# Excerpted data
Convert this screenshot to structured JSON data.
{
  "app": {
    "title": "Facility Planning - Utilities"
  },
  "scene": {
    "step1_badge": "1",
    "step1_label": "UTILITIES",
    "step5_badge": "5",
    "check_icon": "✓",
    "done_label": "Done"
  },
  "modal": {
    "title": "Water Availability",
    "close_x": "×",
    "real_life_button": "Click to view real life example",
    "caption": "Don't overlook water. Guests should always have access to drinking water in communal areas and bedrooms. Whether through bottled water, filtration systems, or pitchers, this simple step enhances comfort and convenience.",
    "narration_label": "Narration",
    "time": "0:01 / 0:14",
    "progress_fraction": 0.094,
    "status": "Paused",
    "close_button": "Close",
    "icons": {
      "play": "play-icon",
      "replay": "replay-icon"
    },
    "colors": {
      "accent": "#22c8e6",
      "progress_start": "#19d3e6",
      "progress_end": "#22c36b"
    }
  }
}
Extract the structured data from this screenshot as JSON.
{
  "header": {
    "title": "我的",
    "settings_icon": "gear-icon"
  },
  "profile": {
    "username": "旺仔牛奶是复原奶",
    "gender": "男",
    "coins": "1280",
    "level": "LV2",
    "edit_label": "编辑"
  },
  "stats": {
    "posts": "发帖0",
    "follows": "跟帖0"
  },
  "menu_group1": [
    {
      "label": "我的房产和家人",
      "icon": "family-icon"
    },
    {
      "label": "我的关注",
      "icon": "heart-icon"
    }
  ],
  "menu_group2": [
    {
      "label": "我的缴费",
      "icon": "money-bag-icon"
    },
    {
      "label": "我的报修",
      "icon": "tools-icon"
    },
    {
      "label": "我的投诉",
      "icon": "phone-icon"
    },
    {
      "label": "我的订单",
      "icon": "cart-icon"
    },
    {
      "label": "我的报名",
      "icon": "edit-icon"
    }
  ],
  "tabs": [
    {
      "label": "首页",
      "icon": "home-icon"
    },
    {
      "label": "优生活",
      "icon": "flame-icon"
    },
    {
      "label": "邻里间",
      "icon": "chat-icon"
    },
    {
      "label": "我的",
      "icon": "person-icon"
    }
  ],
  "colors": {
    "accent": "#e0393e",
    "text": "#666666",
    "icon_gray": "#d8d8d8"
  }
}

# Task prompt
Copy all lines from the material that include "JSON".

# Solution for this task
Convert this screenshot to structured JSON data.
Extract the structured data from this screenshot as JSON.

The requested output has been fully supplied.